Collected data:
○ ○ ○ ○ ○

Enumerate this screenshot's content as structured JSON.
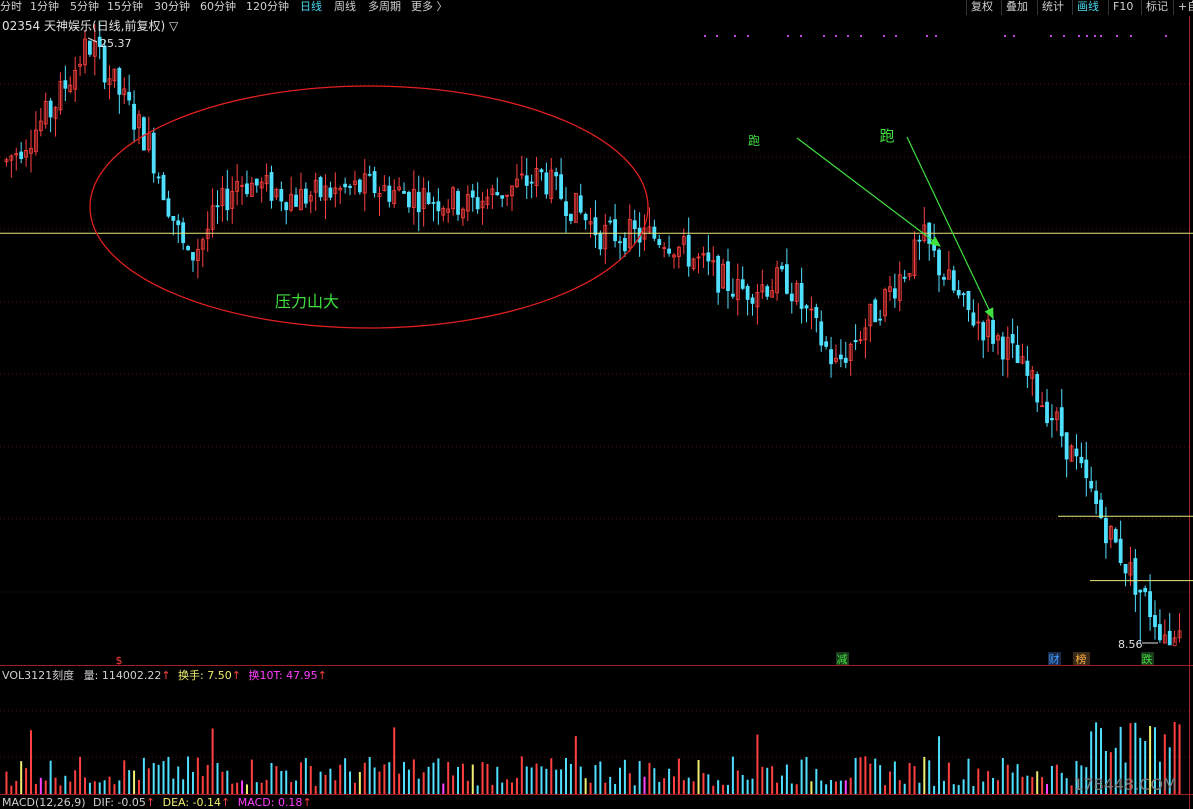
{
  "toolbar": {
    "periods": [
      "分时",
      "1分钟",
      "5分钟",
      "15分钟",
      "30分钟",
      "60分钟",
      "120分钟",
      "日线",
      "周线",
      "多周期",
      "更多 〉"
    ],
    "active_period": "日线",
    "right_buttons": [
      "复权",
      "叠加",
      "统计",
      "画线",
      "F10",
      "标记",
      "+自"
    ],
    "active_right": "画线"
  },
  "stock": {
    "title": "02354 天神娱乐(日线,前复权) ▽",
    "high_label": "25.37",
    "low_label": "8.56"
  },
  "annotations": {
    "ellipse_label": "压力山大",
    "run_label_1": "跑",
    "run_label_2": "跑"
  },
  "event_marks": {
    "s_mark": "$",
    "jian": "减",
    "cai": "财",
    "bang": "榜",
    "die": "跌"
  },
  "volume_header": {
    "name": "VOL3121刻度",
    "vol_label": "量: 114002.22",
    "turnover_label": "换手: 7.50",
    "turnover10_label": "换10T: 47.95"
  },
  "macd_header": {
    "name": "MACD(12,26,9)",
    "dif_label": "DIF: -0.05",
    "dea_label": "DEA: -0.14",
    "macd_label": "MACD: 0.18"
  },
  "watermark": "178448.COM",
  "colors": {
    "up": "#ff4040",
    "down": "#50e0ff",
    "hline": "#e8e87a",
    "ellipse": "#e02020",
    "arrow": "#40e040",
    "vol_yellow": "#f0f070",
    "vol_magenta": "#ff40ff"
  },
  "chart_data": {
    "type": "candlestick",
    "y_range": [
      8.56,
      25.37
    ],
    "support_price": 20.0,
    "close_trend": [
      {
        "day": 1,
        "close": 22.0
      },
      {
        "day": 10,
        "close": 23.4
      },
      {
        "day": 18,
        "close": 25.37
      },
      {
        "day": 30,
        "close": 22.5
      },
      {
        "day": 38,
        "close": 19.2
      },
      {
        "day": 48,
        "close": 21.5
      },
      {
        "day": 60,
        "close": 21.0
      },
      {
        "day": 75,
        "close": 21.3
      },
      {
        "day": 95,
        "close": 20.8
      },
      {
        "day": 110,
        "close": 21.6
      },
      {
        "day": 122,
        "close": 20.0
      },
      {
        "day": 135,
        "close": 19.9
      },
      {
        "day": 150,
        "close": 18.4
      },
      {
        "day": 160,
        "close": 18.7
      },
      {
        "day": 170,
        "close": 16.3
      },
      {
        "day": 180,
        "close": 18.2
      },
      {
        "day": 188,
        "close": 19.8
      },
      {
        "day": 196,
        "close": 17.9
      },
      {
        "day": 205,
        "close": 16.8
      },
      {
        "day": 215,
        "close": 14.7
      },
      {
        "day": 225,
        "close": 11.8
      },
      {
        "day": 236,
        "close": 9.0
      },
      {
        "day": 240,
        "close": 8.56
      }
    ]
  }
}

○ ○ ○ ○ ○

TASK INSTRUCTIONS >> Every record is to be reproduced exactly, with no pictures included.

PROBLEM SOLUTION >>
Enumerate this screenshot's content as structured JSON.
{
  "toolbar": {
    "periods": [
      "分时",
      "1分钟",
      "5分钟",
      "15分钟",
      "30分钟",
      "60分钟",
      "120分钟",
      "日线",
      "周线",
      "多周期",
      "更多 〉"
    ],
    "active_period": "日线",
    "right_buttons": [
      "复权",
      "叠加",
      "统计",
      "画线",
      "F10",
      "标记",
      "+自"
    ],
    "active_right": "画线"
  },
  "stock": {
    "title": "02354 天神娱乐(日线,前复权) ▽",
    "high_label": "25.37",
    "low_label": "8.56"
  },
  "annotations": {
    "ellipse_label": "压力山大",
    "run_label_1": "跑",
    "run_label_2": "跑"
  },
  "event_marks": {
    "s_mark": "$",
    "jian": "减",
    "cai": "财",
    "bang": "榜",
    "die": "跌"
  },
  "volume_header": {
    "name": "VOL3121刻度",
    "vol_label": "量: 114002.22",
    "turnover_label": "换手: 7.50",
    "turnover10_label": "换10T: 47.95"
  },
  "macd_header": {
    "name": "MACD(12,26,9)",
    "dif_label": "DIF: -0.05",
    "dea_label": "DEA: -0.14",
    "macd_label": "MACD: 0.18"
  },
  "watermark": "178448.COM",
  "colors": {
    "up": "#ff4040",
    "down": "#50e0ff",
    "hline": "#e8e87a",
    "ellipse": "#e02020",
    "arrow": "#40e040",
    "vol_yellow": "#f0f070",
    "vol_magenta": "#ff40ff"
  },
  "chart_data": {
    "type": "candlestick",
    "y_range": [
      8.56,
      25.37
    ],
    "support_price": 20.0,
    "close_trend": [
      {
        "day": 1,
        "close": 22.0
      },
      {
        "day": 10,
        "close": 23.4
      },
      {
        "day": 18,
        "close": 25.37
      },
      {
        "day": 30,
        "close": 22.5
      },
      {
        "day": 38,
        "close": 19.2
      },
      {
        "day": 48,
        "close": 21.5
      },
      {
        "day": 60,
        "close": 21.0
      },
      {
        "day": 75,
        "close": 21.3
      },
      {
        "day": 95,
        "close": 20.8
      },
      {
        "day": 110,
        "close": 21.6
      },
      {
        "day": 122,
        "close": 20.0
      },
      {
        "day": 135,
        "close": 19.9
      },
      {
        "day": 150,
        "close": 18.4
      },
      {
        "day": 160,
        "close": 18.7
      },
      {
        "day": 170,
        "close": 16.3
      },
      {
        "day": 180,
        "close": 18.2
      },
      {
        "day": 188,
        "close": 19.8
      },
      {
        "day": 196,
        "close": 17.9
      },
      {
        "day": 205,
        "close": 16.8
      },
      {
        "day": 215,
        "close": 14.7
      },
      {
        "day": 225,
        "close": 11.8
      },
      {
        "day": 236,
        "close": 9.0
      },
      {
        "day": 240,
        "close": 8.56
      }
    ]
  }
}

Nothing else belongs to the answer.